BEGIN Available records

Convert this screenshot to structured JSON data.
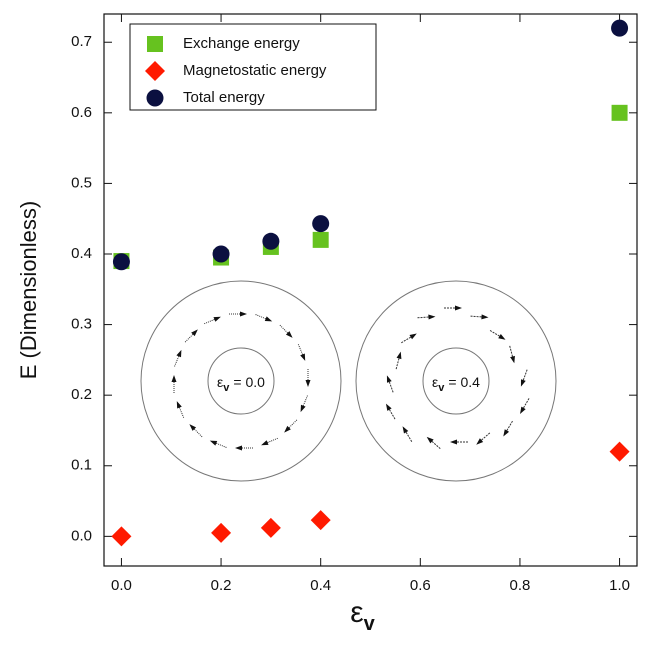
{
  "chart_data": {
    "type": "scatter",
    "x": [
      0.0,
      0.2,
      0.3,
      0.4,
      1.0
    ],
    "series": [
      {
        "name": "Exchange energy",
        "color": "#66c21f",
        "marker": "square",
        "values": [
          0.39,
          0.395,
          0.41,
          0.42,
          0.6
        ]
      },
      {
        "name": "Magnetostatic energy",
        "color": "#ff1a00",
        "marker": "diamond",
        "values": [
          0.0,
          0.005,
          0.012,
          0.023,
          0.12
        ]
      },
      {
        "name": "Total energy",
        "color": "#0b1040",
        "marker": "circle",
        "values": [
          0.389,
          0.4,
          0.418,
          0.443,
          0.72
        ]
      }
    ],
    "x_label": {
      "symbol": "ε",
      "subscript": "v"
    },
    "y_label": "E (Dimensionless)",
    "xlim": [
      -0.035,
      1.035
    ],
    "ylim": [
      -0.042,
      0.74
    ],
    "xticks": [
      {
        "value": 0,
        "label": "0.0"
      },
      {
        "value": 0.2,
        "label": "0.2"
      },
      {
        "value": 0.4,
        "label": "0.4"
      },
      {
        "value": 0.6,
        "label": "0.6"
      },
      {
        "value": 0.8,
        "label": "0.8"
      },
      {
        "value": 1,
        "label": "1.0"
      }
    ],
    "yticks": [
      {
        "value": 0,
        "label": "0.0"
      },
      {
        "value": 0.1,
        "label": "0.1"
      },
      {
        "value": 0.2,
        "label": "0.2"
      },
      {
        "value": 0.3,
        "label": "0.3"
      },
      {
        "value": 0.4,
        "label": "0.4"
      },
      {
        "value": 0.5,
        "label": "0.5"
      },
      {
        "value": 0.6,
        "label": "0.6"
      },
      {
        "value": 0.7,
        "label": "0.7"
      }
    ],
    "legend": "top-left",
    "annotations": [
      {
        "symbol": "ε",
        "subscript": "v",
        "text": "= 0.0"
      },
      {
        "symbol": "ε",
        "subscript": "v",
        "text": "= 0.4"
      }
    ]
  }
}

END Available records

What to do: Leaving the pictures aside, transcribe the entire listing exactly.

Correct output:
Convert this screenshot to structured JSON data.
{
  "chart_data": {
    "type": "scatter",
    "x": [
      0.0,
      0.2,
      0.3,
      0.4,
      1.0
    ],
    "series": [
      {
        "name": "Exchange energy",
        "color": "#66c21f",
        "marker": "square",
        "values": [
          0.39,
          0.395,
          0.41,
          0.42,
          0.6
        ]
      },
      {
        "name": "Magnetostatic energy",
        "color": "#ff1a00",
        "marker": "diamond",
        "values": [
          0.0,
          0.005,
          0.012,
          0.023,
          0.12
        ]
      },
      {
        "name": "Total energy",
        "color": "#0b1040",
        "marker": "circle",
        "values": [
          0.389,
          0.4,
          0.418,
          0.443,
          0.72
        ]
      }
    ],
    "x_label": {
      "symbol": "ε",
      "subscript": "v"
    },
    "y_label": "E (Dimensionless)",
    "xlim": [
      -0.035,
      1.035
    ],
    "ylim": [
      -0.042,
      0.74
    ],
    "xticks": [
      {
        "value": 0,
        "label": "0.0"
      },
      {
        "value": 0.2,
        "label": "0.2"
      },
      {
        "value": 0.4,
        "label": "0.4"
      },
      {
        "value": 0.6,
        "label": "0.6"
      },
      {
        "value": 0.8,
        "label": "0.8"
      },
      {
        "value": 1,
        "label": "1.0"
      }
    ],
    "yticks": [
      {
        "value": 0,
        "label": "0.0"
      },
      {
        "value": 0.1,
        "label": "0.1"
      },
      {
        "value": 0.2,
        "label": "0.2"
      },
      {
        "value": 0.3,
        "label": "0.3"
      },
      {
        "value": 0.4,
        "label": "0.4"
      },
      {
        "value": 0.5,
        "label": "0.5"
      },
      {
        "value": 0.6,
        "label": "0.6"
      },
      {
        "value": 0.7,
        "label": "0.7"
      }
    ],
    "legend": "top-left",
    "annotations": [
      {
        "symbol": "ε",
        "subscript": "v",
        "text": "= 0.0"
      },
      {
        "symbol": "ε",
        "subscript": "v",
        "text": "= 0.4"
      }
    ]
  }
}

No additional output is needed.